Records from a collection
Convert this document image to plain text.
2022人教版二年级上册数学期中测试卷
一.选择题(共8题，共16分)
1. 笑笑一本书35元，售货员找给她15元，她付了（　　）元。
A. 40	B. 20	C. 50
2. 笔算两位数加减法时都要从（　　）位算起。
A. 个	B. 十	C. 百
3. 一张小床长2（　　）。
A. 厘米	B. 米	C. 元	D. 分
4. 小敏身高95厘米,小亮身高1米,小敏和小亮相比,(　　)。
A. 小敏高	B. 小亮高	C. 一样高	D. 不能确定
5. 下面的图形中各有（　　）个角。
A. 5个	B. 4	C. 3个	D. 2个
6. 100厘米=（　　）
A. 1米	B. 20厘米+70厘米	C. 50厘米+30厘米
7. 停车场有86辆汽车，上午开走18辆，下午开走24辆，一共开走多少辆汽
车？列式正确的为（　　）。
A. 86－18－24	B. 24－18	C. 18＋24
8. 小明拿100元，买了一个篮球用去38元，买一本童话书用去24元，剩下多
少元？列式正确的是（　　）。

- [What is expected] Print out every record again, exactly and in full.

- [Problem solution]
Convert this document image to plain text.
2022人教版二年级上册数学期中测试卷
一.选择题(共8题，共16分)
1. 笑笑一本书35元，售货员找给她15元，她付了（　　）元。
A. 40	B. 20	C. 50
2. 笔算两位数加减法时都要从（　　）位算起。
A. 个	B. 十	C. 百
3. 一张小床长2（　　）。
A. 厘米	B. 米	C. 元	D. 分
4. 小敏身高95厘米,小亮身高1米,小敏和小亮相比,(　　)。
A. 小敏高	B. 小亮高	C. 一样高	D. 不能确定
5. 下面的图形中各有（　　）个角。
A. 5个	B. 4	C. 3个	D. 2个
6. 100厘米=（　　）
A. 1米	B. 20厘米+70厘米	C. 50厘米+30厘米
7. 停车场有86辆汽车，上午开走18辆，下午开走24辆，一共开走多少辆汽
车？列式正确的为（　　）。
A. 86－18－24	B. 24－18	C. 18＋24
8. 小明拿100元，买了一个篮球用去38元，买一本童话书用去24元，剩下多
少元？列式正确的是（　　）。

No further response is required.